=== EXERCISE INPUT ===
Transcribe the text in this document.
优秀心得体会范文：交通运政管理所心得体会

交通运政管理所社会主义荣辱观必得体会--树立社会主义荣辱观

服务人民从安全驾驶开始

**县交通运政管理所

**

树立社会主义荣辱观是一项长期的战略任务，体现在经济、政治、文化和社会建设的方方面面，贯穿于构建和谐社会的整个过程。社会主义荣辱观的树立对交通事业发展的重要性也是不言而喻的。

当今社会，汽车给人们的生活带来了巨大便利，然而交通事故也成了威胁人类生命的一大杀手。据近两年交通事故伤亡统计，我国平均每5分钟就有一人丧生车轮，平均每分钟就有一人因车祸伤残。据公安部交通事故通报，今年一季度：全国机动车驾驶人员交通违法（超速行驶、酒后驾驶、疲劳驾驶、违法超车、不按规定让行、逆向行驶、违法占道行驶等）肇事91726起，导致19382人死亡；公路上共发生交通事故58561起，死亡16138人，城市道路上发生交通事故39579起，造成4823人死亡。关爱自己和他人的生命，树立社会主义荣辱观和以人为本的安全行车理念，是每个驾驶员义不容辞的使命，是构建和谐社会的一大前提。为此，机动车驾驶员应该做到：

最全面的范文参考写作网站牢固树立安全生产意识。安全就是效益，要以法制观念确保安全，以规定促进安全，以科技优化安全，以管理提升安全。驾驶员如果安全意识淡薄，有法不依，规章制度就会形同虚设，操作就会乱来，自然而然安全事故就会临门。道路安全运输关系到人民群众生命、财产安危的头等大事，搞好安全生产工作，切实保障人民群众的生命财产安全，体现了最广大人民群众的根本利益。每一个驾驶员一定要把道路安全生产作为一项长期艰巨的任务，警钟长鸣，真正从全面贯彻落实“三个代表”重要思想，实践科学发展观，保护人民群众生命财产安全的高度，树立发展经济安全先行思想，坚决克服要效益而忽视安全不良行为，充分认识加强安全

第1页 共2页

=== GIVEN TASK ===
Reproduce each record shown above without altering a single word.

=== TASK SOLUTION ===
Transcribe the text in this document.
优秀心得体会范文：交通运政管理所心得体会

交通运政管理所社会主义荣辱观必得体会--树立社会主义荣辱观

服务人民从安全驾驶开始

**县交通运政管理所

**

树立社会主义荣辱观是一项长期的战略任务，体现在经济、政治、文化和社会建设的方方面面，贯穿于构建和谐社会的整个过程。社会主义荣辱观的树立对交通事业发展的重要性也是不言而喻的。

当今社会，汽车给人们的生活带来了巨大便利，然而交通事故也成了威胁人类生命的一大杀手。据近两年交通事故伤亡统计，我国平均每5分钟就有一人丧生车轮，平均每分钟就有一人因车祸伤残。据公安部交通事故通报，今年一季度：全国机动车驾驶人员交通违法（超速行驶、酒后驾驶、疲劳驾驶、违法超车、不按规定让行、逆向行驶、违法占道行驶等）肇事91726起，导致19382人死亡；公路上共发生交通事故58561起，死亡16138人，城市道路上发生交通事故39579起，造成4823人死亡。关爱自己和他人的生命，树立社会主义荣辱观和以人为本的安全行车理念，是每个驾驶员义不容辞的使命，是构建和谐社会的一大前提。为此，机动车驾驶员应该做到：

最全面的范文参考写作网站牢固树立安全生产意识。安全就是效益，要以法制观念确保安全，以规定促进安全，以科技优化安全，以管理提升安全。驾驶员如果安全意识淡薄，有法不依，规章制度就会形同虚设，操作就会乱来，自然而然安全事故就会临门。道路安全运输关系到人民群众生命、财产安危的头等大事，搞好安全生产工作，切实保障人民群众的生命财产安全，体现了最广大人民群众的根本利益。每一个驾驶员一定要把道路安全生产作为一项长期艰巨的任务，警钟长鸣，真正从全面贯彻落实“三个代表”重要思想，实践科学发展观，保护人民群众生命财产安全的高度，树立发展经济安全先行思想，坚决克服要效益而忽视安全不良行为，充分认识加强安全

第1页 共2页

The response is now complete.